# Problem to work on
Find all lines in the listing that include the word "Expense", then copy them.
START Data for processing
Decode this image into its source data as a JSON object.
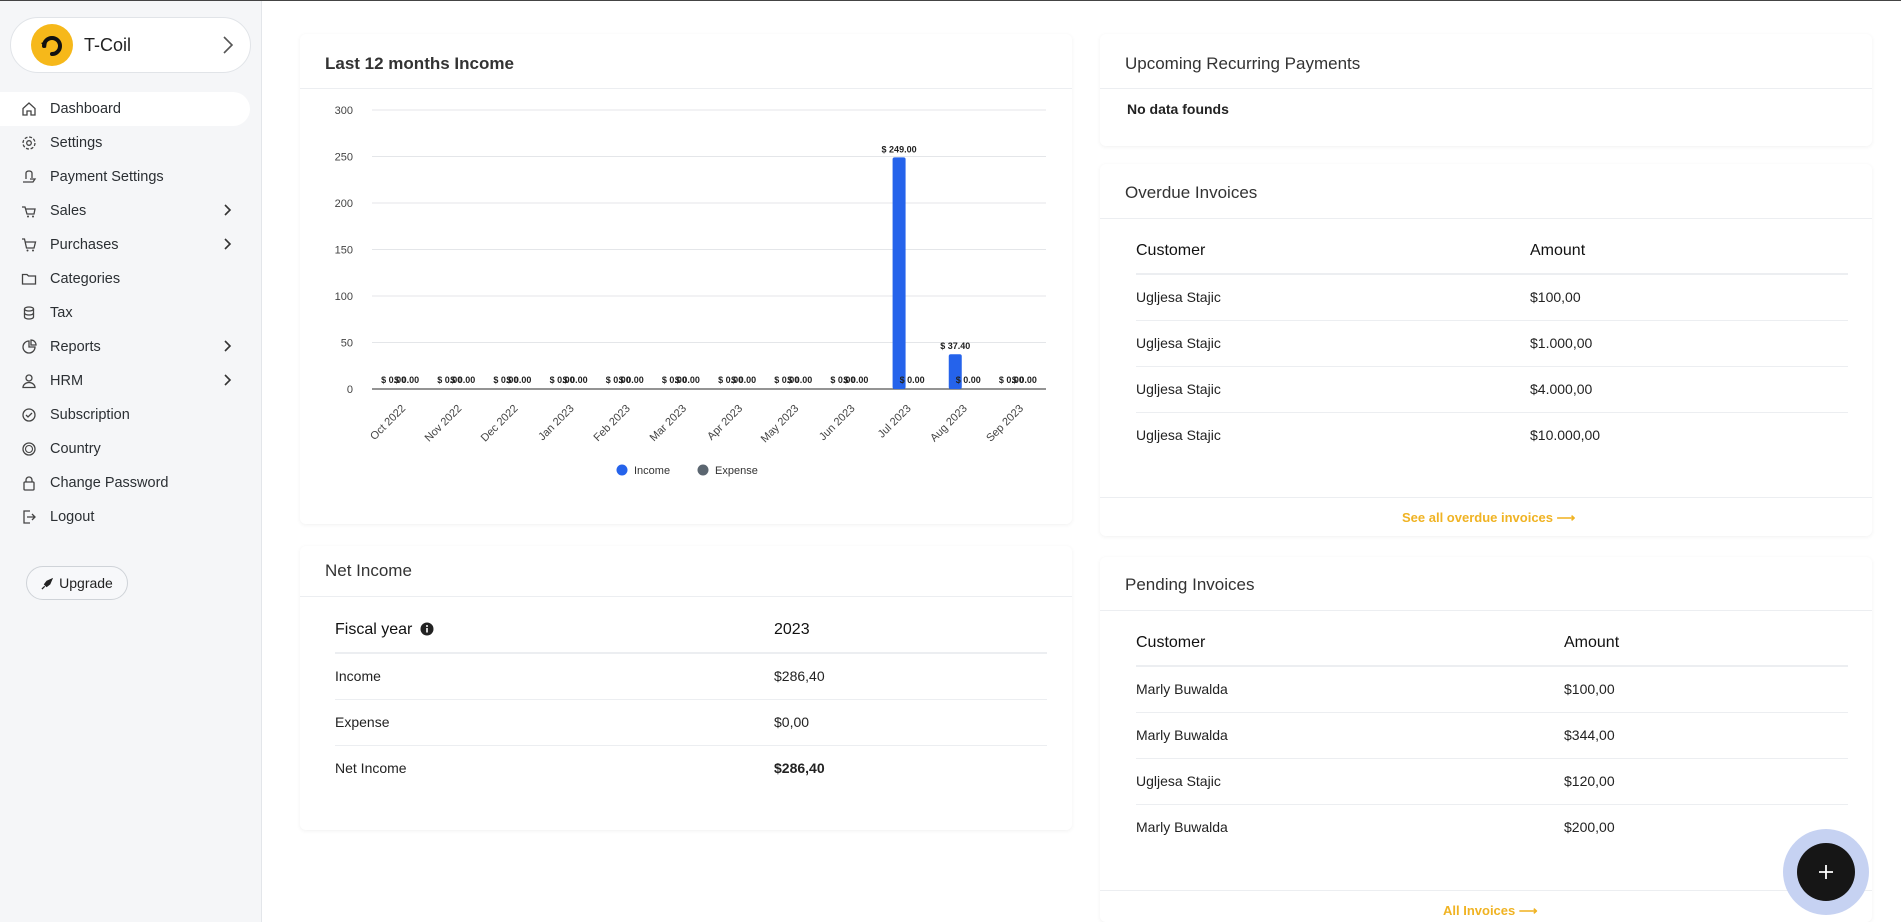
{
  "brand": {
    "name": "T-Coil",
    "logo_icon": "brand-logo-icon",
    "accent": "#f6b81a"
  },
  "sidebar": {
    "items": [
      {
        "label": "Dashboard",
        "icon": "home-icon",
        "active": true,
        "has_children": false
      },
      {
        "label": "Settings",
        "icon": "gear-icon",
        "active": false,
        "has_children": false
      },
      {
        "label": "Payment Settings",
        "icon": "hand-coin-icon",
        "active": false,
        "has_children": false
      },
      {
        "label": "Sales",
        "icon": "cart-icon",
        "active": false,
        "has_children": true
      },
      {
        "label": "Purchases",
        "icon": "shopping-cart-icon",
        "active": false,
        "has_children": true
      },
      {
        "label": "Categories",
        "icon": "folder-icon",
        "active": false,
        "has_children": false
      },
      {
        "label": "Tax",
        "icon": "coins-icon",
        "active": false,
        "has_children": false
      },
      {
        "label": "Reports",
        "icon": "pie-icon",
        "active": false,
        "has_children": true
      },
      {
        "label": "HRM",
        "icon": "user-icon",
        "active": false,
        "has_children": true
      },
      {
        "label": "Subscription",
        "icon": "subscription-icon",
        "active": false,
        "has_children": false
      },
      {
        "label": "Country",
        "icon": "globe-icon",
        "active": false,
        "has_children": false
      },
      {
        "label": "Change Password",
        "icon": "lock-icon",
        "active": false,
        "has_children": false
      },
      {
        "label": "Logout",
        "icon": "logout-icon",
        "active": false,
        "has_children": false
      }
    ],
    "upgrade_label": "Upgrade"
  },
  "income_card": {
    "title": "Last 12 months Income",
    "legend": [
      "Income",
      "Expense"
    ]
  },
  "chart_data": {
    "type": "bar",
    "title": "Last 12 months Income",
    "categories": [
      "Oct 2022",
      "Nov 2022",
      "Dec 2022",
      "Jan 2023",
      "Feb 2023",
      "Mar 2023",
      "Apr 2023",
      "May 2023",
      "Jun 2023",
      "Jul 2023",
      "Aug 2023",
      "Sep 2023"
    ],
    "series": [
      {
        "name": "Income",
        "color": "#2563eb",
        "values": [
          0,
          0,
          0,
          0,
          0,
          0,
          0,
          0,
          0,
          249,
          37.4,
          0
        ]
      },
      {
        "name": "Expense",
        "color": "#5b6670",
        "values": [
          0,
          0,
          0,
          0,
          0,
          0,
          0,
          0,
          0,
          0,
          0,
          0
        ]
      }
    ],
    "bar_labels": [
      "$ 0.00",
      "$ 0.00",
      "$ 0.00",
      "$ 0.00",
      "$ 0.00",
      "$ 0.00",
      "$ 0.00",
      "$ 0.00",
      "$ 0.00",
      "$ 0.00",
      "$ 0.00",
      "$ 0.00",
      "$ 0.00",
      "$ 0.00",
      "$ 0.00",
      "$ 0.00",
      "$ 0.00",
      "$ 0.00",
      "$ 249.00",
      "$ 0.00",
      "$ 37.40",
      "$ 0.00",
      "$ 0.00",
      "$ 0.00"
    ],
    "y_ticks": [
      0,
      50,
      100,
      150,
      200,
      250,
      300
    ],
    "ylim": [
      0,
      300
    ],
    "grid": true,
    "legend_position": "bottom-center"
  },
  "net_income": {
    "title": "Net Income",
    "header": {
      "label": "Fiscal year",
      "value": "2023",
      "info_icon": "info-icon"
    },
    "rows": [
      {
        "label": "Income",
        "value": "$286,40",
        "bold": false
      },
      {
        "label": "Expense",
        "value": "$0,00",
        "bold": false
      },
      {
        "label": "Net Income",
        "value": "$286,40",
        "bold": true
      }
    ]
  },
  "recurring": {
    "title": "Upcoming Recurring Payments",
    "empty_text": "No data founds"
  },
  "overdue": {
    "title": "Overdue Invoices",
    "columns": [
      "Customer",
      "Amount"
    ],
    "rows": [
      {
        "customer": "Ugljesa Stajic",
        "amount": "$100,00"
      },
      {
        "customer": "Ugljesa Stajic",
        "amount": "$1.000,00"
      },
      {
        "customer": "Ugljesa Stajic",
        "amount": "$4.000,00"
      },
      {
        "customer": "Ugljesa Stajic",
        "amount": "$10.000,00"
      }
    ],
    "link": "See all overdue invoices ⟶"
  },
  "pending": {
    "title": "Pending Invoices",
    "columns": [
      "Customer",
      "Amount"
    ],
    "rows": [
      {
        "customer": "Marly Buwalda",
        "amount": "$100,00"
      },
      {
        "customer": "Marly Buwalda",
        "amount": "$344,00"
      },
      {
        "customer": "Ugljesa Stajic",
        "amount": "$120,00"
      },
      {
        "customer": "Marly Buwalda",
        "amount": "$200,00"
      }
    ],
    "link": "All Invoices ⟶"
  },
  "fab": {
    "label": "+",
    "icon": "plus-icon"
  }
}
END Data for processing
# Result for this exercise
      "Expense"
        "name": "Expense",
        "label": "Expense",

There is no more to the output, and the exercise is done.